#### Records supplied
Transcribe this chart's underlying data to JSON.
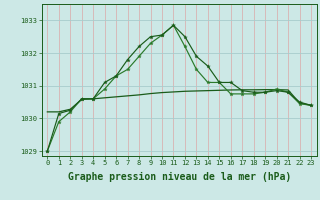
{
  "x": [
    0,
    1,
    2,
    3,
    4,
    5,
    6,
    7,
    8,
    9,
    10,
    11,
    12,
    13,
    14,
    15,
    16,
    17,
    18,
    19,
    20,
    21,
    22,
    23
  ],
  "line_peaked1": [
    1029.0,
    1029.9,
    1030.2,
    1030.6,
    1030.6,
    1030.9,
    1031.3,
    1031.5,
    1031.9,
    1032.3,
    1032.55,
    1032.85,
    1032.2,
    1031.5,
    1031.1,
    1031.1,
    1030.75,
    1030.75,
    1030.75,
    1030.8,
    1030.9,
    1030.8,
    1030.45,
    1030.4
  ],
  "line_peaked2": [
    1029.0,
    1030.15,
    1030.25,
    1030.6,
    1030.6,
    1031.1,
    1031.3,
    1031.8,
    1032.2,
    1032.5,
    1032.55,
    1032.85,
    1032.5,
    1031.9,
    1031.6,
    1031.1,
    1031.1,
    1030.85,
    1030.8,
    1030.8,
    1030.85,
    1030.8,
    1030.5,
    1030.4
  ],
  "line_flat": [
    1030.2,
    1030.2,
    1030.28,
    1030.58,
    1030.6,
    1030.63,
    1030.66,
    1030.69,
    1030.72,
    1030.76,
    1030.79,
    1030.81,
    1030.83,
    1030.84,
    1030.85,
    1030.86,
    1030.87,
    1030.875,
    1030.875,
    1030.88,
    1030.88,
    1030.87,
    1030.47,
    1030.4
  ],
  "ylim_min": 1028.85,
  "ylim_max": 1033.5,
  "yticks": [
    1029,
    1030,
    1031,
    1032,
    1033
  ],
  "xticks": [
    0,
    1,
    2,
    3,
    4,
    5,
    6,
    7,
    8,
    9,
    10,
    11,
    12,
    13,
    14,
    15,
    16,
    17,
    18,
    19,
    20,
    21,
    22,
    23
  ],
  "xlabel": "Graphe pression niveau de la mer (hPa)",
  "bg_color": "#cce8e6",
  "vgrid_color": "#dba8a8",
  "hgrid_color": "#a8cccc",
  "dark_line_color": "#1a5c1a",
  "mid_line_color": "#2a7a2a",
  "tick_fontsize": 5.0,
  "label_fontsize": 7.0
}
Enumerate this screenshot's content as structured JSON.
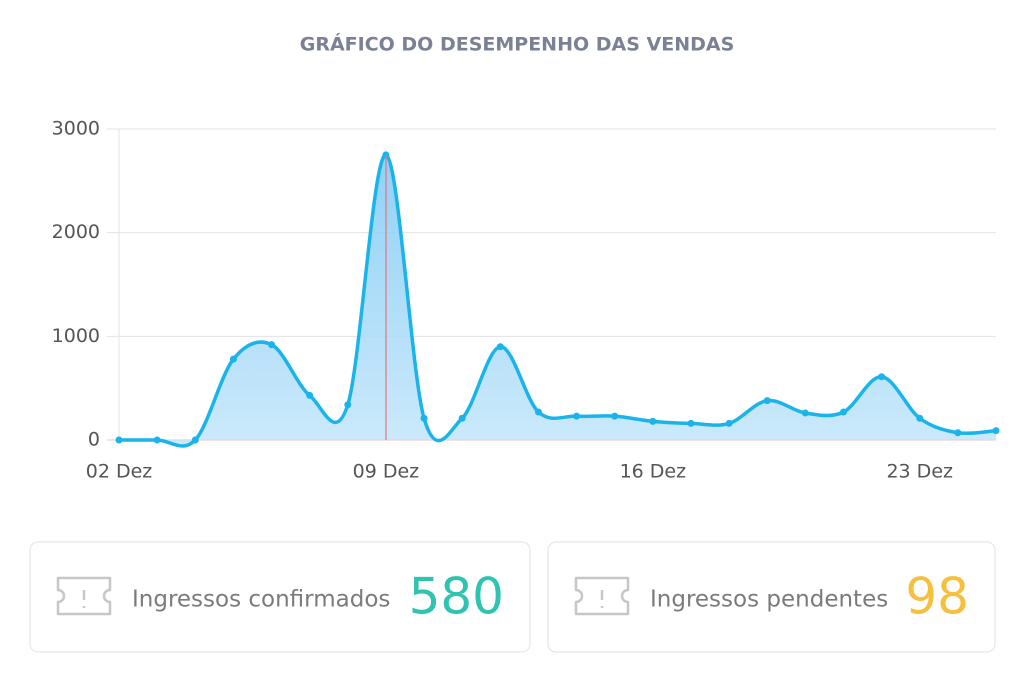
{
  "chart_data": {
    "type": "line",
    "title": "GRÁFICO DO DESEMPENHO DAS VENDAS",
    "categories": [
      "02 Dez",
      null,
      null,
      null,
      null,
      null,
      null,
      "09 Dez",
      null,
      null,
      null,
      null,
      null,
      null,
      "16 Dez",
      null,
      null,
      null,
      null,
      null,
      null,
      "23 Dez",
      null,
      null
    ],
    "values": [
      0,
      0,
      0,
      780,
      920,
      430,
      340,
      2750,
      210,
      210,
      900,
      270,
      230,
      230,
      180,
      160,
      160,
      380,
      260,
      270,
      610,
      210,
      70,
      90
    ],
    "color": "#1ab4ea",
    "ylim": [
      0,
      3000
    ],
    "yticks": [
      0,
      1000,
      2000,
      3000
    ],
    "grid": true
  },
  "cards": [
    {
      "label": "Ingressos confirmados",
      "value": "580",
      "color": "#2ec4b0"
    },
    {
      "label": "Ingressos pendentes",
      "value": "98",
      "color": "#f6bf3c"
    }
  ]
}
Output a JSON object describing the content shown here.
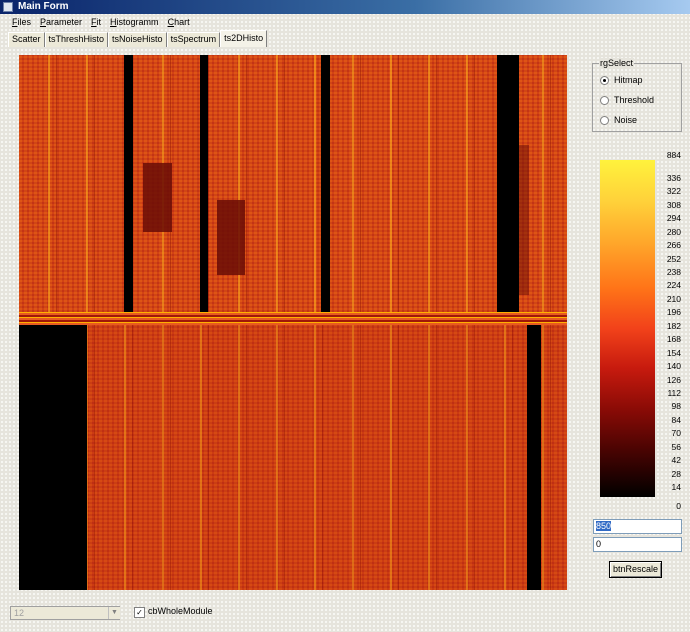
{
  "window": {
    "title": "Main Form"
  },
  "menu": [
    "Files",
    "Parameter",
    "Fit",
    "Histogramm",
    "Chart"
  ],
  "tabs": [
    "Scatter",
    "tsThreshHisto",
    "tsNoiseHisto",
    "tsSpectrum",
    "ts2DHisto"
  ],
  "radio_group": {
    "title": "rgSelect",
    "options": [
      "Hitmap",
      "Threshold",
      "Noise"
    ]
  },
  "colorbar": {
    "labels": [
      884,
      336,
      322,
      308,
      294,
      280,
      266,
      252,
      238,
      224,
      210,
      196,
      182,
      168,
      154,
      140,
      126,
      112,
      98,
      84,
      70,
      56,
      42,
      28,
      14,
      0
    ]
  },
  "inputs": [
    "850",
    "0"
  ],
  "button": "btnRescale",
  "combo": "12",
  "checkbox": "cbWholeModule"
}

#### Task directions
Go through the listing above and quote it exactly, apart from its images.

#### Reply to the task
Transcribe this chart's underlying data to JSON.
{
  "x": [
    0,
    1,
    2,
    3,
    4,
    5,
    6,
    7,
    8,
    9,
    10,
    11,
    12,
    13,
    14,
    15,
    16,
    17,
    18,
    19,
    20,
    21,
    22,
    23
  ],
  "line_peaked1": [
    1029.0,
    1029.9,
    1030.2,
    1030.6,
    1030.6,
    1030.9,
    1031.3,
    1031.5,
    1031.9,
    1032.3,
    1032.55,
    1032.85,
    1032.2,
    1031.5,
    1031.1,
    1031.1,
    1030.75,
    1030.75,
    1030.75,
    1030.8,
    1030.9,
    1030.8,
    1030.45,
    1030.4
  ],
  "line_peaked2": [
    1029.0,
    1030.15,
    1030.25,
    1030.6,
    1030.6,
    1031.1,
    1031.3,
    1031.8,
    1032.2,
    1032.5,
    1032.55,
    1032.85,
    1032.5,
    1031.9,
    1031.6,
    1031.1,
    1031.1,
    1030.85,
    1030.8,
    1030.8,
    1030.85,
    1030.8,
    1030.5,
    1030.4
  ],
  "line_flat": [
    1030.2,
    1030.2,
    1030.28,
    1030.58,
    1030.6,
    1030.63,
    1030.66,
    1030.69,
    1030.72,
    1030.76,
    1030.79,
    1030.81,
    1030.83,
    1030.84,
    1030.85,
    1030.86,
    1030.87,
    1030.875,
    1030.875,
    1030.88,
    1030.88,
    1030.87,
    1030.47,
    1030.4
  ],
  "ylim_min": 1028.85,
  "ylim_max": 1033.5,
  "yticks": [
    1029,
    1030,
    1031,
    1032,
    1033
  ],
  "xticks": [
    0,
    1,
    2,
    3,
    4,
    5,
    6,
    7,
    8,
    9,
    10,
    11,
    12,
    13,
    14,
    15,
    16,
    17,
    18,
    19,
    20,
    21,
    22,
    23
  ],
  "xlabel": "Graphe pression niveau de la mer (hPa)",
  "bg_color": "#cce8e6",
  "vgrid_color": "#dba8a8",
  "hgrid_color": "#a8cccc",
  "dark_line_color": "#1a5c1a",
  "mid_line_color": "#2a7a2a",
  "tick_fontsize": 5.0,
  "label_fontsize": 7.0
}
Enumerate this screenshot's content as structured JSON.
{
  "chart_data": {
    "type": "line",
    "title": "GRÁFICO DO DESEMPENHO DAS VENDAS",
    "categories": [
      "02 Dez",
      null,
      null,
      null,
      null,
      null,
      null,
      "09 Dez",
      null,
      null,
      null,
      null,
      null,
      null,
      "16 Dez",
      null,
      null,
      null,
      null,
      null,
      null,
      "23 Dez",
      null,
      null
    ],
    "values": [
      0,
      0,
      0,
      780,
      920,
      430,
      340,
      2750,
      210,
      210,
      900,
      270,
      230,
      230,
      180,
      160,
      160,
      380,
      260,
      270,
      610,
      210,
      70,
      90
    ],
    "color": "#1ab4ea",
    "ylim": [
      0,
      3000
    ],
    "yticks": [
      0,
      1000,
      2000,
      3000
    ],
    "grid": true
  },
  "cards": [
    {
      "label": "Ingressos confirmados",
      "value": "580",
      "color": "#2ec4b0"
    },
    {
      "label": "Ingressos pendentes",
      "value": "98",
      "color": "#f6bf3c"
    }
  ]
}
Output a JSON object describing the content shown here.
{
  "window": {
    "title": "Main Form"
  },
  "menu": [
    "Files",
    "Parameter",
    "Fit",
    "Histogramm",
    "Chart"
  ],
  "tabs": [
    "Scatter",
    "tsThreshHisto",
    "tsNoiseHisto",
    "tsSpectrum",
    "ts2DHisto"
  ],
  "radio_group": {
    "title": "rgSelect",
    "options": [
      "Hitmap",
      "Threshold",
      "Noise"
    ]
  },
  "colorbar": {
    "labels": [
      884,
      336,
      322,
      308,
      294,
      280,
      266,
      252,
      238,
      224,
      210,
      196,
      182,
      168,
      154,
      140,
      126,
      112,
      98,
      84,
      70,
      56,
      42,
      28,
      14,
      0
    ]
  },
  "inputs": [
    "850",
    "0"
  ],
  "button": "btnRescale",
  "combo": "12",
  "checkbox": "cbWholeModule"
}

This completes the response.